◆ Available data
[START]

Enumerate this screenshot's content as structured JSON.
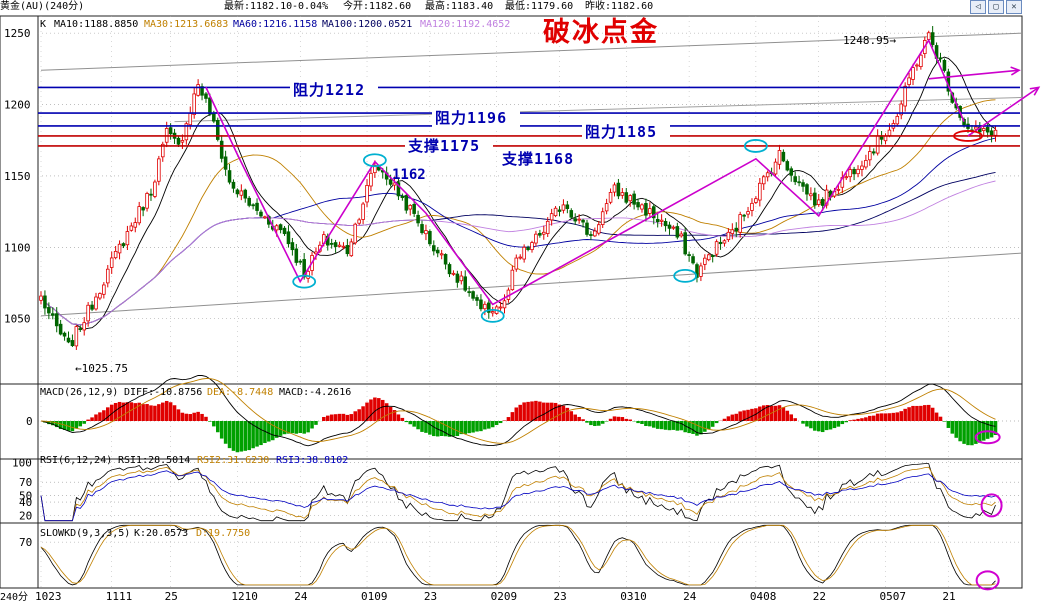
{
  "header": {
    "instrument": "黄金(AU)(240分)",
    "latest": "最新:1182.10",
    "change": "-0.04%",
    "open": "今开:1182.60",
    "high": "最高:1183.40",
    "low": "最低:1179.60",
    "prev_close": "昨收:1182.60",
    "window_buttons": [
      "◁",
      "▢",
      "✕"
    ]
  },
  "overlay_title": "破冰点金",
  "colors": {
    "up": "#e00000",
    "down": "#006400",
    "ma10": "#000000",
    "ma30": "#c08000",
    "ma60": "#0000a0",
    "ma100": "#000060",
    "ma120": "#c080e0",
    "resistance": "#0000b0",
    "support": "#c00000",
    "wave": "#cc00cc",
    "cyan_mark": "#00b0d0",
    "magenta_mark": "#d000d0",
    "red_mark": "#e00000",
    "grid": "#999999"
  },
  "chart_data": [
    {
      "type": "candlestick",
      "panel": "price",
      "legend": {
        "k": "K",
        "ma10": "MA10:1188.8850",
        "ma30": "MA30:1213.6683",
        "ma60": "MA60:1216.1158",
        "ma100": "MA100:1200.0521",
        "ma120": "MA120:1192.4652"
      },
      "ylim": [
        1005,
        1262
      ],
      "y_ticks": [
        1050,
        1100,
        1150,
        1200,
        1250
      ],
      "x_labels": [
        "1023",
        "1111",
        "25",
        "1210",
        "24",
        "0109",
        "23",
        "0209",
        "23",
        "0310",
        "24",
        "0408",
        "22",
        "0507",
        "21"
      ],
      "x_label_index": [
        0,
        18,
        33,
        50,
        66,
        83,
        99,
        116,
        132,
        149,
        165,
        182,
        198,
        215,
        231
      ],
      "n_bars": 244,
      "anchor_closes": [
        [
          0,
          1065
        ],
        [
          3,
          1048
        ],
        [
          7,
          1030
        ],
        [
          12,
          1055
        ],
        [
          20,
          1100
        ],
        [
          28,
          1140
        ],
        [
          32,
          1180
        ],
        [
          35,
          1170
        ],
        [
          40,
          1215
        ],
        [
          43,
          1195
        ],
        [
          48,
          1145
        ],
        [
          55,
          1125
        ],
        [
          62,
          1110
        ],
        [
          67,
          1082
        ],
        [
          72,
          1105
        ],
        [
          78,
          1098
        ],
        [
          85,
          1158
        ],
        [
          88,
          1150
        ],
        [
          95,
          1122
        ],
        [
          100,
          1100
        ],
        [
          108,
          1072
        ],
        [
          112,
          1055
        ],
        [
          118,
          1060
        ],
        [
          121,
          1090
        ],
        [
          128,
          1112
        ],
        [
          133,
          1132
        ],
        [
          140,
          1108
        ],
        [
          146,
          1140
        ],
        [
          152,
          1130
        ],
        [
          158,
          1118
        ],
        [
          163,
          1105
        ],
        [
          167,
          1082
        ],
        [
          171,
          1098
        ],
        [
          176,
          1110
        ],
        [
          182,
          1138
        ],
        [
          188,
          1165
        ],
        [
          193,
          1145
        ],
        [
          198,
          1130
        ],
        [
          205,
          1150
        ],
        [
          212,
          1170
        ],
        [
          218,
          1192
        ],
        [
          222,
          1225
        ],
        [
          226,
          1248
        ],
        [
          229,
          1230
        ],
        [
          232,
          1205
        ],
        [
          236,
          1182
        ],
        [
          240,
          1180
        ],
        [
          243,
          1182
        ]
      ],
      "annotations": {
        "low_label": "1025.75",
        "high_label": "1248.95",
        "swing_label": "1162",
        "resistance_1212": "阻力1212",
        "resistance_1196": "阻力1196",
        "resistance_1185": "阻力1185",
        "support_1175": "支撑1175",
        "support_1168": "支撑1168"
      },
      "levels": [
        {
          "value": 1212,
          "kind": "resistance"
        },
        {
          "value": 1194,
          "kind": "resistance"
        },
        {
          "value": 1185,
          "kind": "resistance"
        },
        {
          "value": 1178,
          "kind": "support"
        },
        {
          "value": 1171,
          "kind": "support"
        }
      ],
      "wave_points": [
        [
          42,
          1212
        ],
        [
          50,
          1165
        ],
        [
          66,
          1076
        ],
        [
          85,
          1160
        ],
        [
          98,
          1124
        ],
        [
          115,
          1060
        ],
        [
          182,
          1162
        ],
        [
          198,
          1122
        ],
        [
          226,
          1245
        ],
        [
          235,
          1188
        ]
      ],
      "projection_arrows": [
        [
          [
            226,
            1218
          ],
          [
            249,
            1224
          ]
        ],
        [
          [
            236,
            1178
          ],
          [
            254,
            1212
          ]
        ]
      ],
      "channel_lines": [
        {
          "from": [
            0,
            1224
          ],
          "to": [
            250,
            1250
          ],
          "color": "#909090"
        },
        {
          "from": [
            0,
            1052
          ],
          "to": [
            250,
            1096
          ],
          "color": "#909090"
        },
        {
          "from": [
            34,
            1188
          ],
          "to": [
            250,
            1205
          ],
          "color": "#a0a0a0"
        }
      ],
      "markers": [
        {
          "kind": "cyan",
          "at": [
            67,
            1076
          ]
        },
        {
          "kind": "cyan",
          "at": [
            85,
            1161
          ]
        },
        {
          "kind": "cyan",
          "at": [
            115,
            1052
          ]
        },
        {
          "kind": "cyan",
          "at": [
            164,
            1080
          ]
        },
        {
          "kind": "cyan",
          "at": [
            182,
            1171
          ]
        },
        {
          "kind": "red",
          "at": [
            236,
            1178
          ]
        }
      ]
    },
    {
      "type": "bar",
      "panel": "macd",
      "legend": {
        "name": "MACD(26,12,9)",
        "diff": "DIFF:-10.8756",
        "dea": "DEA:-8.7448",
        "macd": "MACD:-4.2616"
      },
      "ylim": [
        -25,
        25
      ],
      "y_ticks": [
        0
      ],
      "marker": {
        "kind": "magenta",
        "at": [
          241,
          -11
        ]
      }
    },
    {
      "type": "line",
      "panel": "rsi",
      "legend": {
        "name": "RSI(6,12,24)",
        "rsi1": "RSI1:28.5014",
        "rsi2": "RSI2:31.6230",
        "rsi3": "RSI3:38.8102"
      },
      "ylim": [
        10,
        105
      ],
      "y_ticks": [
        100,
        70,
        50,
        40,
        20
      ],
      "marker": {
        "kind": "magenta",
        "at": [
          242,
          35
        ]
      }
    },
    {
      "type": "line",
      "panel": "kd",
      "legend": {
        "name": "SLOWKD(9,3,3,5)",
        "k": "K:20.0573",
        "d": "D:19.7750"
      },
      "ylim": [
        10,
        95
      ],
      "y_ticks": [
        70
      ],
      "marker": {
        "kind": "magenta",
        "at": [
          241,
          20
        ]
      }
    }
  ],
  "footer": {
    "period": "240分"
  }
}
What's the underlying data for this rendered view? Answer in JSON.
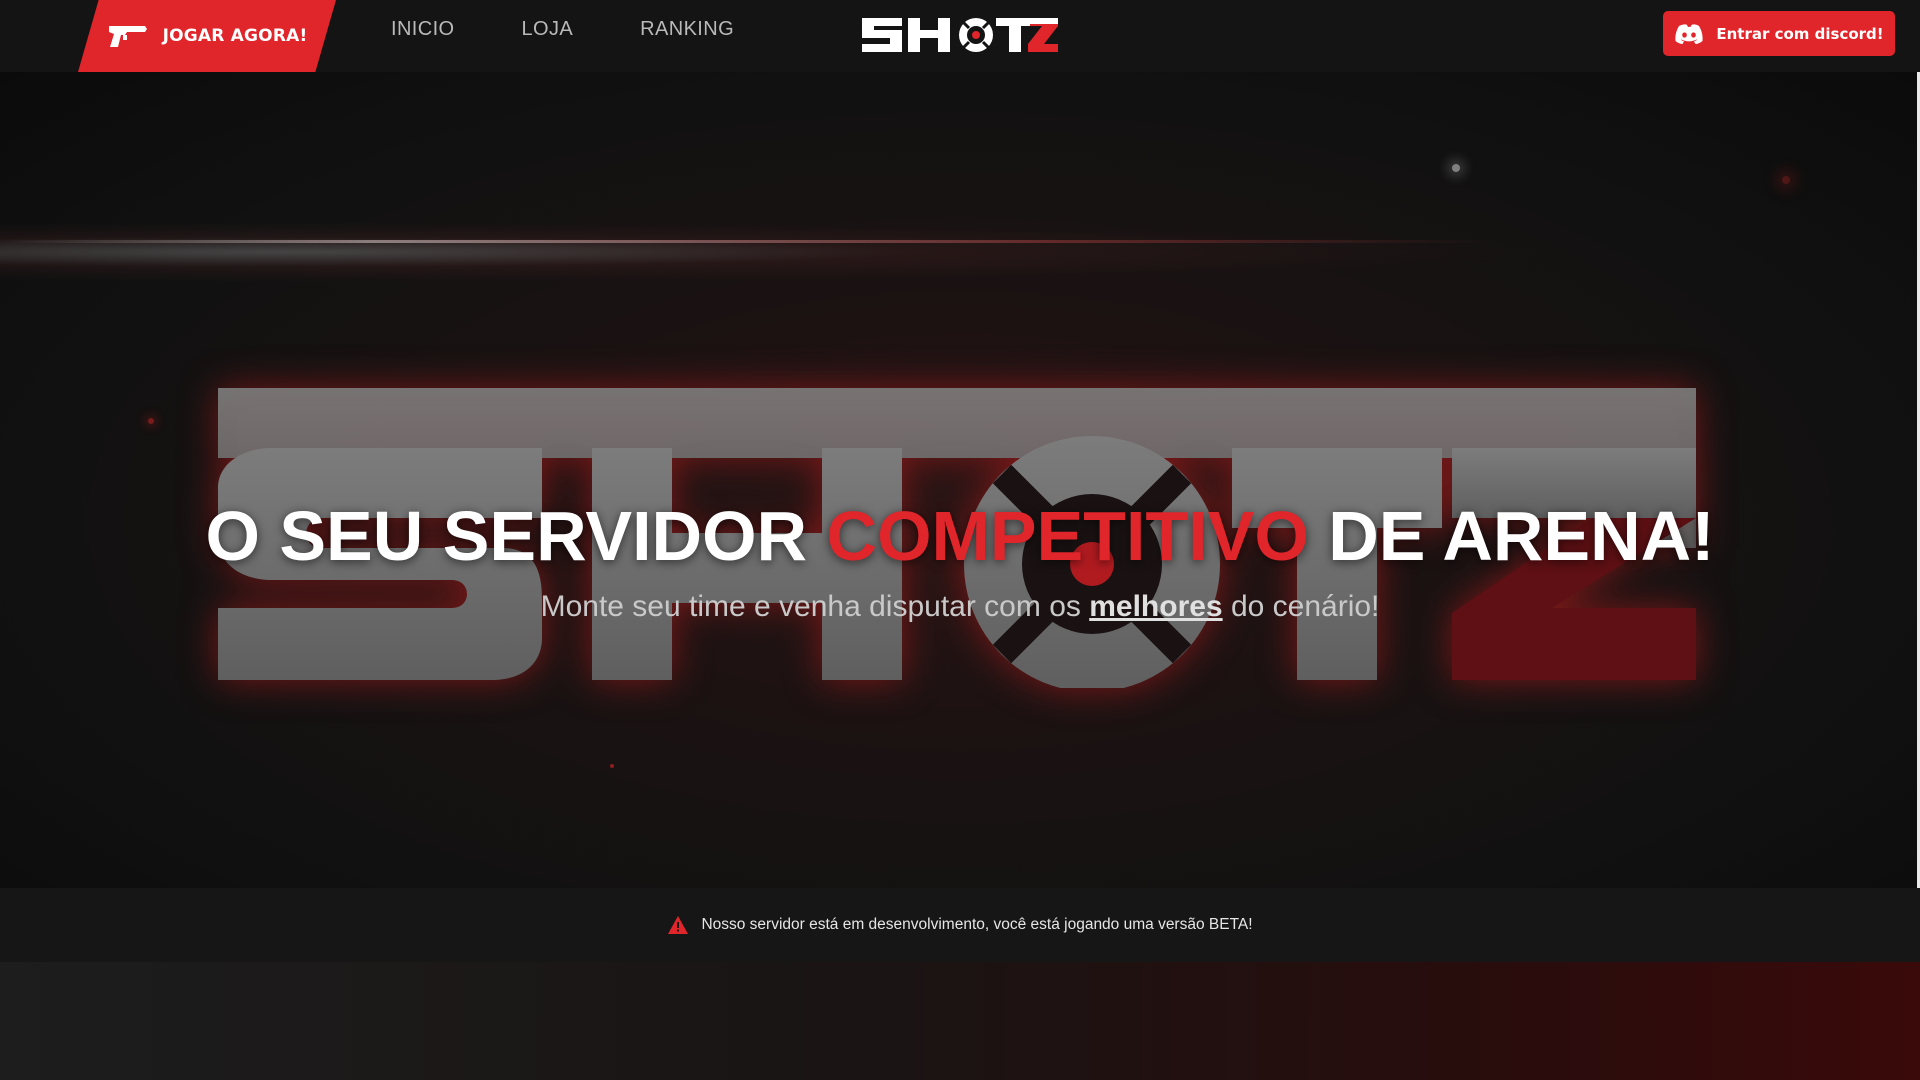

[END]

◆ Set task
Pictures in the records must not appear in the copy; transcribe everything else precisely.

◆ Response to this task
Enumerate this screenshot's content as structured JSON.
{
  "header": {
    "instrument": "黄金(AU)(240分)",
    "latest": "最新:1182.10",
    "change": "-0.04%",
    "open": "今开:1182.60",
    "high": "最高:1183.40",
    "low": "最低:1179.60",
    "prev_close": "昨收:1182.60",
    "window_buttons": [
      "◁",
      "▢",
      "✕"
    ]
  },
  "overlay_title": "破冰点金",
  "colors": {
    "up": "#e00000",
    "down": "#006400",
    "ma10": "#000000",
    "ma30": "#c08000",
    "ma60": "#0000a0",
    "ma100": "#000060",
    "ma120": "#c080e0",
    "resistance": "#0000b0",
    "support": "#c00000",
    "wave": "#cc00cc",
    "cyan_mark": "#00b0d0",
    "magenta_mark": "#d000d0",
    "red_mark": "#e00000",
    "grid": "#999999"
  },
  "chart_data": [
    {
      "type": "candlestick",
      "panel": "price",
      "legend": {
        "k": "K",
        "ma10": "MA10:1188.8850",
        "ma30": "MA30:1213.6683",
        "ma60": "MA60:1216.1158",
        "ma100": "MA100:1200.0521",
        "ma120": "MA120:1192.4652"
      },
      "ylim": [
        1005,
        1262
      ],
      "y_ticks": [
        1050,
        1100,
        1150,
        1200,
        1250
      ],
      "x_labels": [
        "1023",
        "1111",
        "25",
        "1210",
        "24",
        "0109",
        "23",
        "0209",
        "23",
        "0310",
        "24",
        "0408",
        "22",
        "0507",
        "21"
      ],
      "x_label_index": [
        0,
        18,
        33,
        50,
        66,
        83,
        99,
        116,
        132,
        149,
        165,
        182,
        198,
        215,
        231
      ],
      "n_bars": 244,
      "anchor_closes": [
        [
          0,
          1065
        ],
        [
          3,
          1048
        ],
        [
          7,
          1030
        ],
        [
          12,
          1055
        ],
        [
          20,
          1100
        ],
        [
          28,
          1140
        ],
        [
          32,
          1180
        ],
        [
          35,
          1170
        ],
        [
          40,
          1215
        ],
        [
          43,
          1195
        ],
        [
          48,
          1145
        ],
        [
          55,
          1125
        ],
        [
          62,
          1110
        ],
        [
          67,
          1082
        ],
        [
          72,
          1105
        ],
        [
          78,
          1098
        ],
        [
          85,
          1158
        ],
        [
          88,
          1150
        ],
        [
          95,
          1122
        ],
        [
          100,
          1100
        ],
        [
          108,
          1072
        ],
        [
          112,
          1055
        ],
        [
          118,
          1060
        ],
        [
          121,
          1090
        ],
        [
          128,
          1112
        ],
        [
          133,
          1132
        ],
        [
          140,
          1108
        ],
        [
          146,
          1140
        ],
        [
          152,
          1130
        ],
        [
          158,
          1118
        ],
        [
          163,
          1105
        ],
        [
          167,
          1082
        ],
        [
          171,
          1098
        ],
        [
          176,
          1110
        ],
        [
          182,
          1138
        ],
        [
          188,
          1165
        ],
        [
          193,
          1145
        ],
        [
          198,
          1130
        ],
        [
          205,
          1150
        ],
        [
          212,
          1170
        ],
        [
          218,
          1192
        ],
        [
          222,
          1225
        ],
        [
          226,
          1248
        ],
        [
          229,
          1230
        ],
        [
          232,
          1205
        ],
        [
          236,
          1182
        ],
        [
          240,
          1180
        ],
        [
          243,
          1182
        ]
      ],
      "annotations": {
        "low_label": "1025.75",
        "high_label": "1248.95",
        "swing_label": "1162",
        "resistance_1212": "阻力1212",
        "resistance_1196": "阻力1196",
        "resistance_1185": "阻力1185",
        "support_1175": "支撑1175",
        "support_1168": "支撑1168"
      },
      "levels": [
        {
          "value": 1212,
          "kind": "resistance"
        },
        {
          "value": 1194,
          "kind": "resistance"
        },
        {
          "value": 1185,
          "kind": "resistance"
        },
        {
          "value": 1178,
          "kind": "support"
        },
        {
          "value": 1171,
          "kind": "support"
        }
      ],
      "wave_points": [
        [
          42,
          1212
        ],
        [
          50,
          1165
        ],
        [
          66,
          1076
        ],
        [
          85,
          1160
        ],
        [
          98,
          1124
        ],
        [
          115,
          1060
        ],
        [
          182,
          1162
        ],
        [
          198,
          1122
        ],
        [
          226,
          1245
        ],
        [
          235,
          1188
        ]
      ],
      "projection_arrows": [
        [
          [
            226,
            1218
          ],
          [
            249,
            1224
          ]
        ],
        [
          [
            236,
            1178
          ],
          [
            254,
            1212
          ]
        ]
      ],
      "channel_lines": [
        {
          "from": [
            0,
            1224
          ],
          "to": [
            250,
            1250
          ],
          "color": "#909090"
        },
        {
          "from": [
            0,
            1052
          ],
          "to": [
            250,
            1096
          ],
          "color": "#909090"
        },
        {
          "from": [
            34,
            1188
          ],
          "to": [
            250,
            1205
          ],
          "color": "#a0a0a0"
        }
      ],
      "markers": [
        {
          "kind": "cyan",
          "at": [
            67,
            1076
          ]
        },
        {
          "kind": "cyan",
          "at": [
            85,
            1161
          ]
        },
        {
          "kind": "cyan",
          "at": [
            115,
            1052
          ]
        },
        {
          "kind": "cyan",
          "at": [
            164,
            1080
          ]
        },
        {
          "kind": "cyan",
          "at": [
            182,
            1171
          ]
        },
        {
          "kind": "red",
          "at": [
            236,
            1178
          ]
        }
      ]
    },
    {
      "type": "bar",
      "panel": "macd",
      "legend": {
        "name": "MACD(26,12,9)",
        "diff": "DIFF:-10.8756",
        "dea": "DEA:-8.7448",
        "macd": "MACD:-4.2616"
      },
      "ylim": [
        -25,
        25
      ],
      "y_ticks": [
        0
      ],
      "marker": {
        "kind": "magenta",
        "at": [
          241,
          -11
        ]
      }
    },
    {
      "type": "line",
      "panel": "rsi",
      "legend": {
        "name": "RSI(6,12,24)",
        "rsi1": "RSI1:28.5014",
        "rsi2": "RSI2:31.6230",
        "rsi3": "RSI3:38.8102"
      },
      "ylim": [
        10,
        105
      ],
      "y_ticks": [
        100,
        70,
        50,
        40,
        20
      ],
      "marker": {
        "kind": "magenta",
        "at": [
          242,
          35
        ]
      }
    },
    {
      "type": "line",
      "panel": "kd",
      "legend": {
        "name": "SLOWKD(9,3,3,5)",
        "k": "K:20.0573",
        "d": "D:19.7750"
      },
      "ylim": [
        10,
        95
      ],
      "y_ticks": [
        70
      ],
      "marker": {
        "kind": "magenta",
        "at": [
          241,
          20
        ]
      }
    }
  ],
  "footer": {
    "period": "240分"
  }
}
What's the underlying data for this rendered view? Answer in JSON.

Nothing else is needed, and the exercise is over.